* **Goal**:
Extract all lines from the data beneath that include the word "Studies".

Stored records
========

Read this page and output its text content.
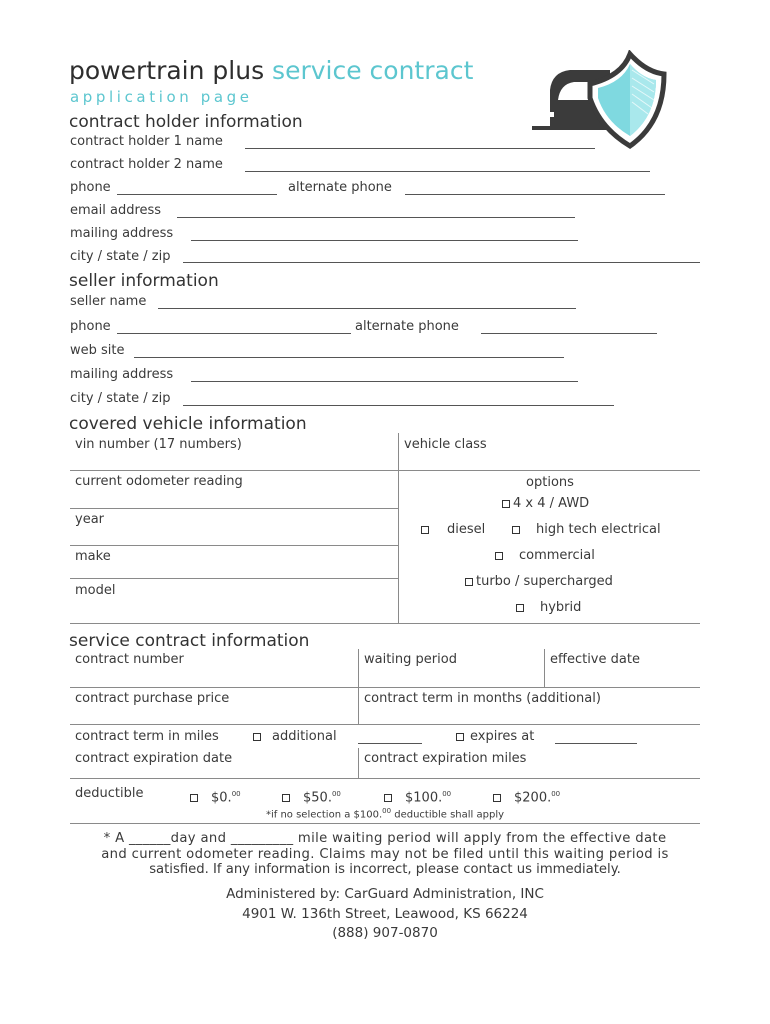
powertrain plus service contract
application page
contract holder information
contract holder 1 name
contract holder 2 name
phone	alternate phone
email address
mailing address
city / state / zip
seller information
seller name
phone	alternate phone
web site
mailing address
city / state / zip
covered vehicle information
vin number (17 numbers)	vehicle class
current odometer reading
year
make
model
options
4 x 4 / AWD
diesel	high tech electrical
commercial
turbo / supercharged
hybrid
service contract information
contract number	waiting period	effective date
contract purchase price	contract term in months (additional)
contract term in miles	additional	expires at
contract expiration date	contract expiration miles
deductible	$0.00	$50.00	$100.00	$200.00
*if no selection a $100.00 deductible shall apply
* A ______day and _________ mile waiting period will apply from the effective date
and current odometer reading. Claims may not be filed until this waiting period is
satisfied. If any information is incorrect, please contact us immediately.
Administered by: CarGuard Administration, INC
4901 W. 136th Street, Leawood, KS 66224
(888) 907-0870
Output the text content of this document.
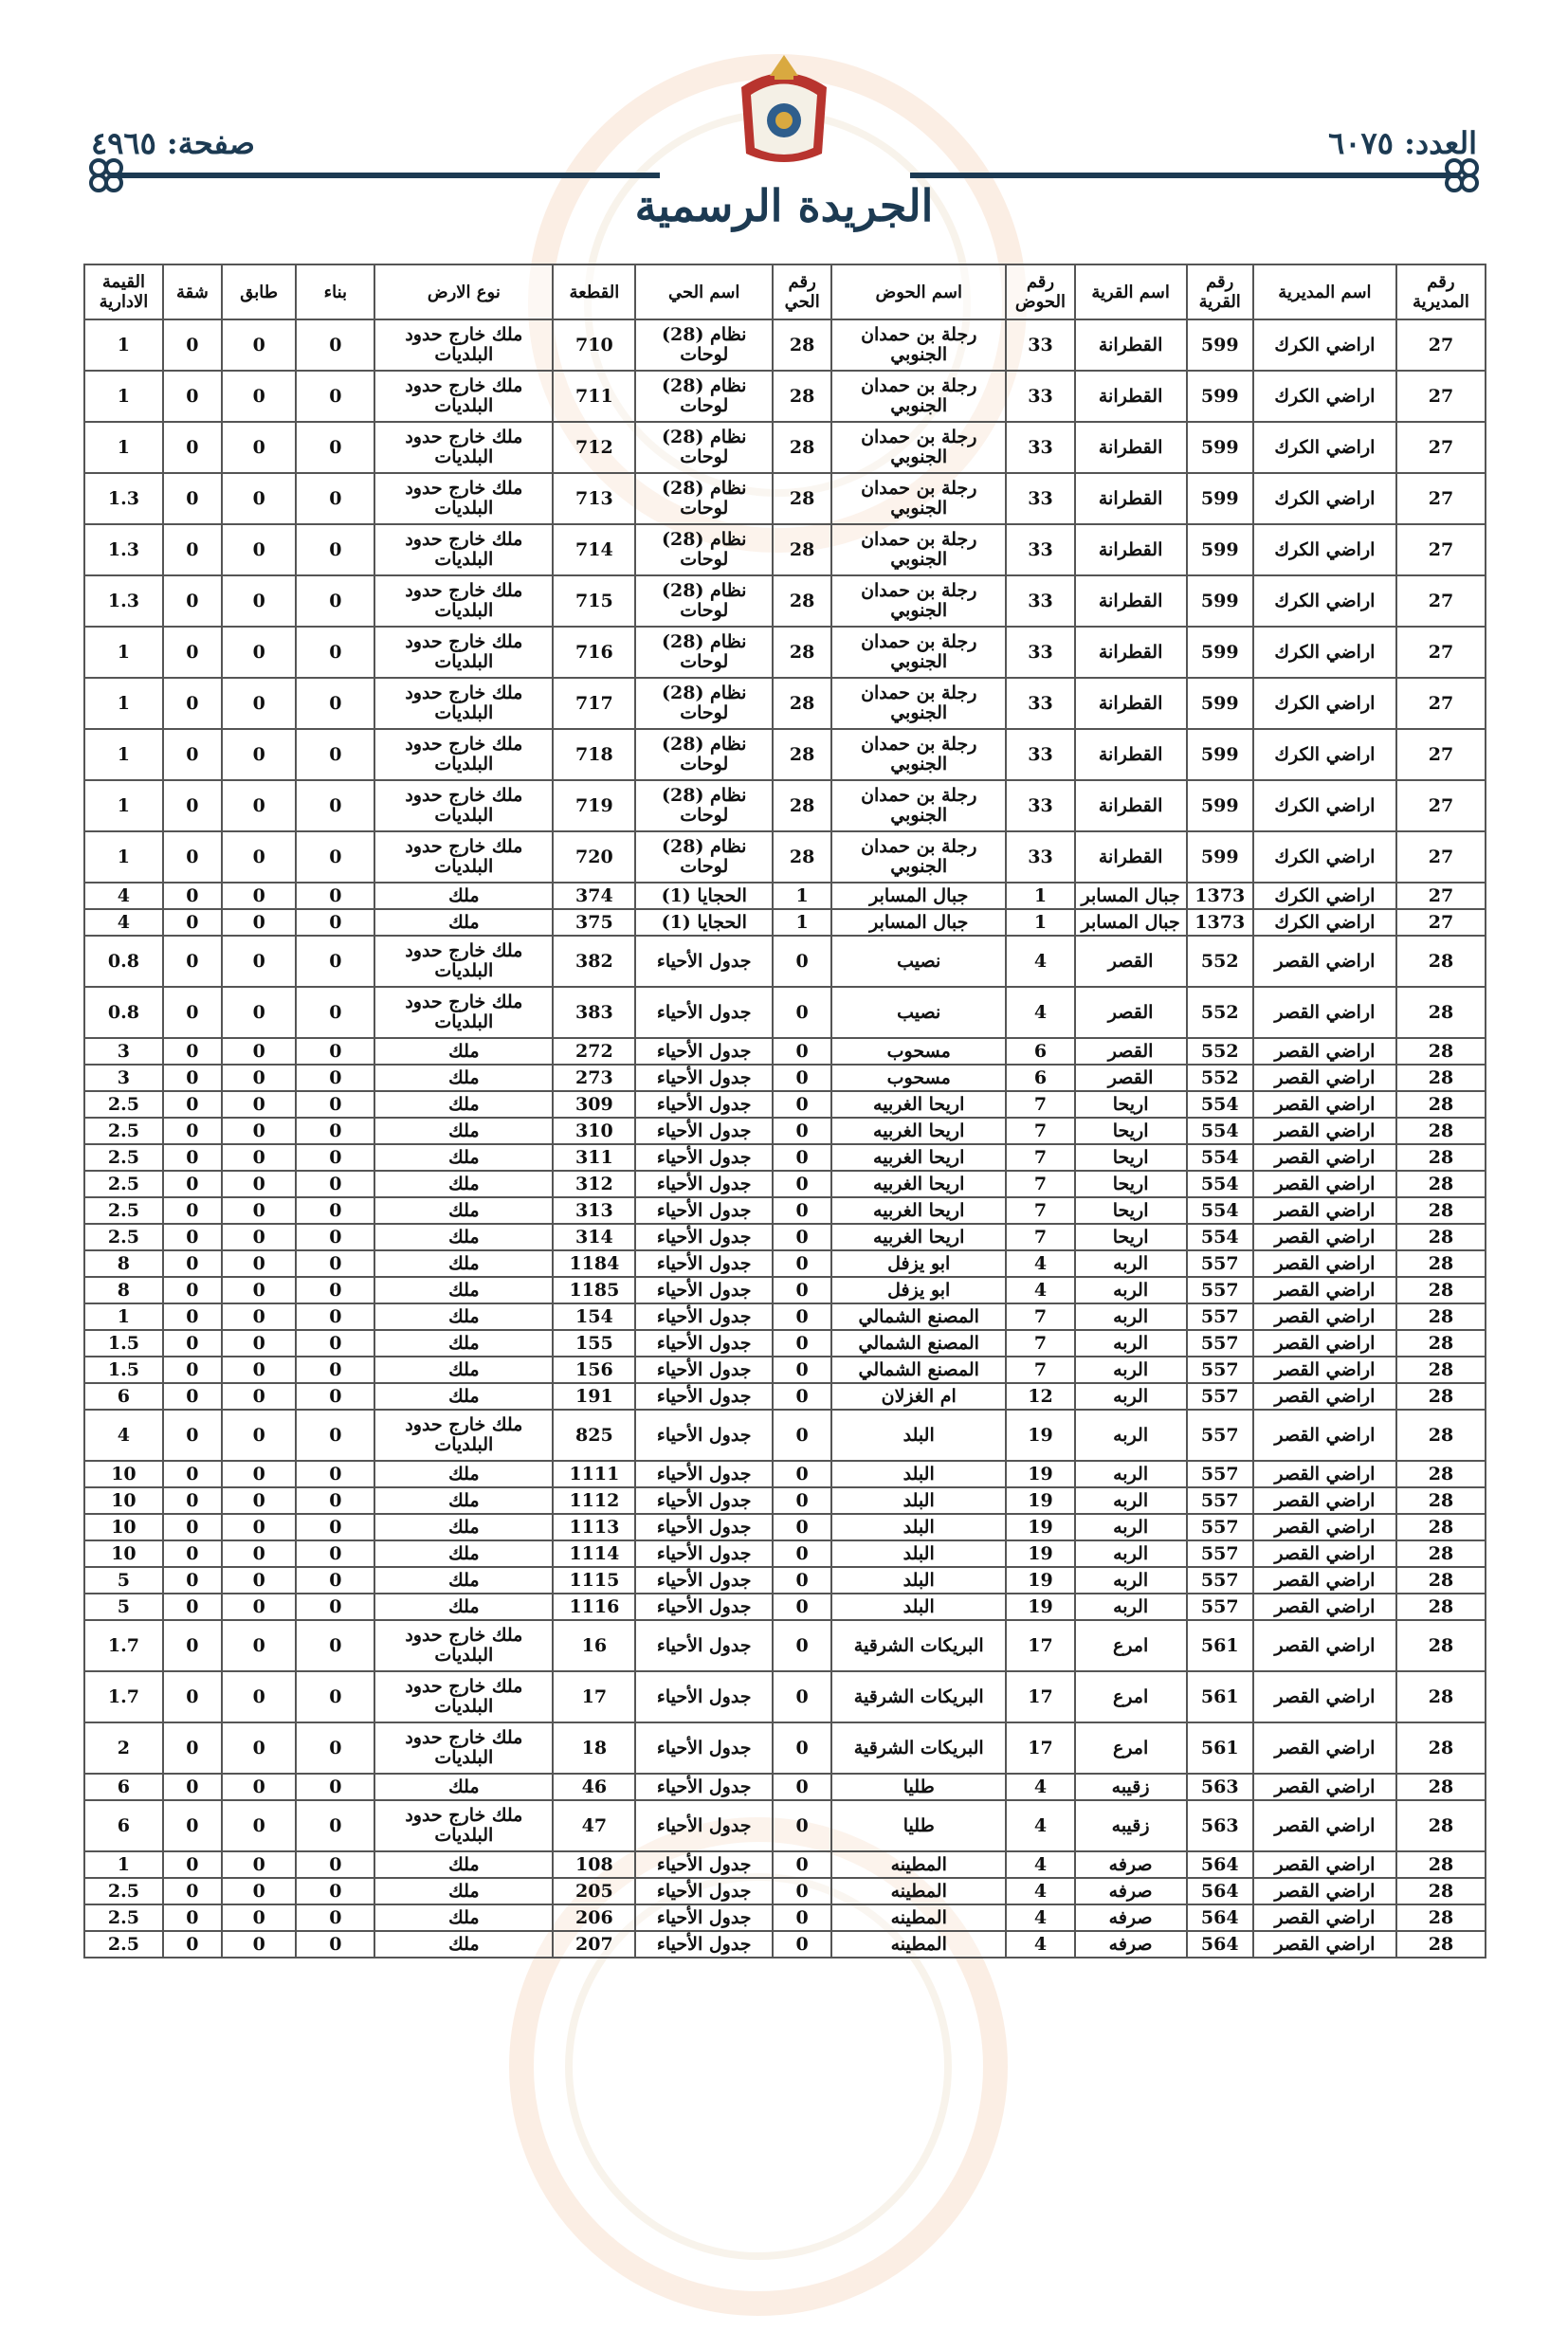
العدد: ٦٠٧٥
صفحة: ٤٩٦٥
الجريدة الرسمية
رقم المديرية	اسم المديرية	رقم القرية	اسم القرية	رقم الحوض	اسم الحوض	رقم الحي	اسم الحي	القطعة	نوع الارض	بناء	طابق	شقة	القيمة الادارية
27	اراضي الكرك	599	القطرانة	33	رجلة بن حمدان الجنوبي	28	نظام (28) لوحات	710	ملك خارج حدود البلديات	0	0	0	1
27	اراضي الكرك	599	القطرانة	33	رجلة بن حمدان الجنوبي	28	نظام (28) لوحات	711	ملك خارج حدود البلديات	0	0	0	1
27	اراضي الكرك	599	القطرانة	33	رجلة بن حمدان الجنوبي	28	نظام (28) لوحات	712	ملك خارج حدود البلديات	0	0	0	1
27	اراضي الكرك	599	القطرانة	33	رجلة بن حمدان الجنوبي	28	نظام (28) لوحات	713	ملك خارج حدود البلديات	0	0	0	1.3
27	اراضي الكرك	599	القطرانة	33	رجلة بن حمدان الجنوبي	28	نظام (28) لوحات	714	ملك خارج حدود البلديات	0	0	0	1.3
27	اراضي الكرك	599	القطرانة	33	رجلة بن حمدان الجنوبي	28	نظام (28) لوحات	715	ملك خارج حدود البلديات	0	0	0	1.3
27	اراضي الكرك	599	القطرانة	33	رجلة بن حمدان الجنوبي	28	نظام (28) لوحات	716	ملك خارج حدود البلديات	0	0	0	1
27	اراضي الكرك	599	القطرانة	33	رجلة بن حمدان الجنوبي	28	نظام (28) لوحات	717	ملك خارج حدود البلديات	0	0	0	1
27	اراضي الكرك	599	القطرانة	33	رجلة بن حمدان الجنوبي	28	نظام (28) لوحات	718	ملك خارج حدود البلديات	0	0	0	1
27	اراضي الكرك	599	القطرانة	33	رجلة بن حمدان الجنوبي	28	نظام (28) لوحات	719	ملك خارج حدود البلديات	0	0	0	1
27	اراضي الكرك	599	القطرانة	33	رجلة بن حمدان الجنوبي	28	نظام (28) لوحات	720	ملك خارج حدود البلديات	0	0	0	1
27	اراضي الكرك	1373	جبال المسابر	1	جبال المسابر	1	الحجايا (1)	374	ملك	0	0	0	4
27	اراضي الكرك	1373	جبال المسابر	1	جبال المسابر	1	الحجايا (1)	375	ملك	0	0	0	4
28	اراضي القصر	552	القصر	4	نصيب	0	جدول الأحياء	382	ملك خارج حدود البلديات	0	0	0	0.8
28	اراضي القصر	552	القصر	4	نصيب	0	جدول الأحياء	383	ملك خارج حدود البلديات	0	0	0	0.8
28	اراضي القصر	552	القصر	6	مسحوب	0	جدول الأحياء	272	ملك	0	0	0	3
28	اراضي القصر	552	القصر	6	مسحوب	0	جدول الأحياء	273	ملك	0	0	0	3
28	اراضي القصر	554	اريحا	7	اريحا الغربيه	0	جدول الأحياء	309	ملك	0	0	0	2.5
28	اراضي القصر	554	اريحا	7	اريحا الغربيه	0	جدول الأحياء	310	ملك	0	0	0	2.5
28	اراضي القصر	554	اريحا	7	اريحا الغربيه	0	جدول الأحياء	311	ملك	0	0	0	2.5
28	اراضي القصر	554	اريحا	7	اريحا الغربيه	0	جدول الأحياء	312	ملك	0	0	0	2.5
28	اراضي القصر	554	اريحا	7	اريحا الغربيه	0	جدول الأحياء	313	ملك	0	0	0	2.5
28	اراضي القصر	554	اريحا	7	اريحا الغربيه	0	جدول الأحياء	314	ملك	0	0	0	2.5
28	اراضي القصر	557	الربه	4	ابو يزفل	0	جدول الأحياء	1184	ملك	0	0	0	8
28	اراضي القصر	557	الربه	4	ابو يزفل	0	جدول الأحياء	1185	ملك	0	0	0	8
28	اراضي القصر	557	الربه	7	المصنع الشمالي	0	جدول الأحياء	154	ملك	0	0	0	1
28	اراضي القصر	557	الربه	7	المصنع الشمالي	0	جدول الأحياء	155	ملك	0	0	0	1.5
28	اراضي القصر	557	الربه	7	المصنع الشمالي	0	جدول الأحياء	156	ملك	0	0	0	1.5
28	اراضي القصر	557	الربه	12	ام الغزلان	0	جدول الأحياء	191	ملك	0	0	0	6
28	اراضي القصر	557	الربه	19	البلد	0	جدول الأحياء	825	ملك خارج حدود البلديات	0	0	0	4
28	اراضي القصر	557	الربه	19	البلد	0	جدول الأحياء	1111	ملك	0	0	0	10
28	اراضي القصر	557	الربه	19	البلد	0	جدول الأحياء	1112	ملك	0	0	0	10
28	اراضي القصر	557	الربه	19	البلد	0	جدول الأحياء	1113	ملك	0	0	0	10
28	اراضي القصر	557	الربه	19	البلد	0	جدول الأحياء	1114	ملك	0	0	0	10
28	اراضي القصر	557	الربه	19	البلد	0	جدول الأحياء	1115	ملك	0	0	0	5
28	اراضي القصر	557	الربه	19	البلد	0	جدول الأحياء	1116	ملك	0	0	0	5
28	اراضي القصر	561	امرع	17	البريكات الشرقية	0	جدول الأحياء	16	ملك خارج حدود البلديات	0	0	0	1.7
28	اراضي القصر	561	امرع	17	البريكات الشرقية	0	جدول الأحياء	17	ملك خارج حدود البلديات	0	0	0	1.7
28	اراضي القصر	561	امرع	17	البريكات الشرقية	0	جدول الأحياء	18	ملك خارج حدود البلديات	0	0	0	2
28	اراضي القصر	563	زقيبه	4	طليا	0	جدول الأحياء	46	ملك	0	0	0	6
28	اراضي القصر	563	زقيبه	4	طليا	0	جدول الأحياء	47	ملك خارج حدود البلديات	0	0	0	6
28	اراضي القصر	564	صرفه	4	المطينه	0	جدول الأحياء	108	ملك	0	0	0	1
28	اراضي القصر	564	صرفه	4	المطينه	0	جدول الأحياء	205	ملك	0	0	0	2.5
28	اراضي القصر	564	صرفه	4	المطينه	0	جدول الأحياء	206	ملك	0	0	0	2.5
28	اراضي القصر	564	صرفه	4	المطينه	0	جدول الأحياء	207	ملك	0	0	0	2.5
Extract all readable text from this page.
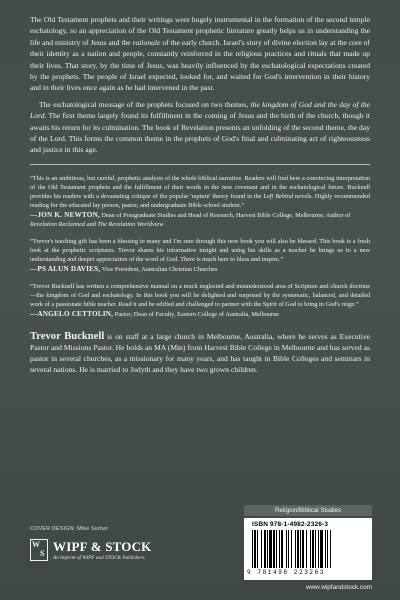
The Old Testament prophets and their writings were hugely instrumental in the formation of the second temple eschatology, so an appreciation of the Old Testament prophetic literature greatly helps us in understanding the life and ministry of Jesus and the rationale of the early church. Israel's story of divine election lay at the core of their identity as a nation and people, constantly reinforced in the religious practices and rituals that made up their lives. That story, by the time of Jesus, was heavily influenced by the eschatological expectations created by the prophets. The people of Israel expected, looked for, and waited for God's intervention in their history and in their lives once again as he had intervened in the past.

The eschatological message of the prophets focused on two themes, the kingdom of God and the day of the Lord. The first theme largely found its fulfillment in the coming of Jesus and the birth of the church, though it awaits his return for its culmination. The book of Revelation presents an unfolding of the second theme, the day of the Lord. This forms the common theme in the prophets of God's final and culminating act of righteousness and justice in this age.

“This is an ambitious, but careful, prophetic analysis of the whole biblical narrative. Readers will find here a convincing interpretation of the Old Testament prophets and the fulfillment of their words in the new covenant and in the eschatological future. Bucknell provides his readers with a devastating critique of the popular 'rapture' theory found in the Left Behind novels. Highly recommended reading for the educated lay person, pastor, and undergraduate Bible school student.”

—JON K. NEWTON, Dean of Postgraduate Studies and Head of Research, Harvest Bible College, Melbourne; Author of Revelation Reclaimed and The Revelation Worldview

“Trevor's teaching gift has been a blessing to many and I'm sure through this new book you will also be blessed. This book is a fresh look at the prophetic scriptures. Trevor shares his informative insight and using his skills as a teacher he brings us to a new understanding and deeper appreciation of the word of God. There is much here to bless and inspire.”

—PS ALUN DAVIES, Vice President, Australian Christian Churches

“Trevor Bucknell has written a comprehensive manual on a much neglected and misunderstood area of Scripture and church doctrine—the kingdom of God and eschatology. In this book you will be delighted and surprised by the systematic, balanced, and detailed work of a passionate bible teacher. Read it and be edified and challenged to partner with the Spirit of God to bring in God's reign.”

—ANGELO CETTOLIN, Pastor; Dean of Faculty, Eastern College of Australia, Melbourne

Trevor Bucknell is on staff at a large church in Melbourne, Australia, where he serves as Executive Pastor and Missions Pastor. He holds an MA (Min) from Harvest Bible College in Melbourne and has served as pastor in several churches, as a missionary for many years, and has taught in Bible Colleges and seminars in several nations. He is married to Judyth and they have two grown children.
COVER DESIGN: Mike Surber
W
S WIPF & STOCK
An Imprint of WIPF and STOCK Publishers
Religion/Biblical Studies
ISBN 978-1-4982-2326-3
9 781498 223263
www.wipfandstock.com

========

* **Result of this task**:
—JON K. NEWTON, Dean of Postgraduate Studies and Head of Research, Harvest Bible College, Melbourne; Author of Revelation Reclaimed and The Revelation Worldview
Religion/Biblical Studies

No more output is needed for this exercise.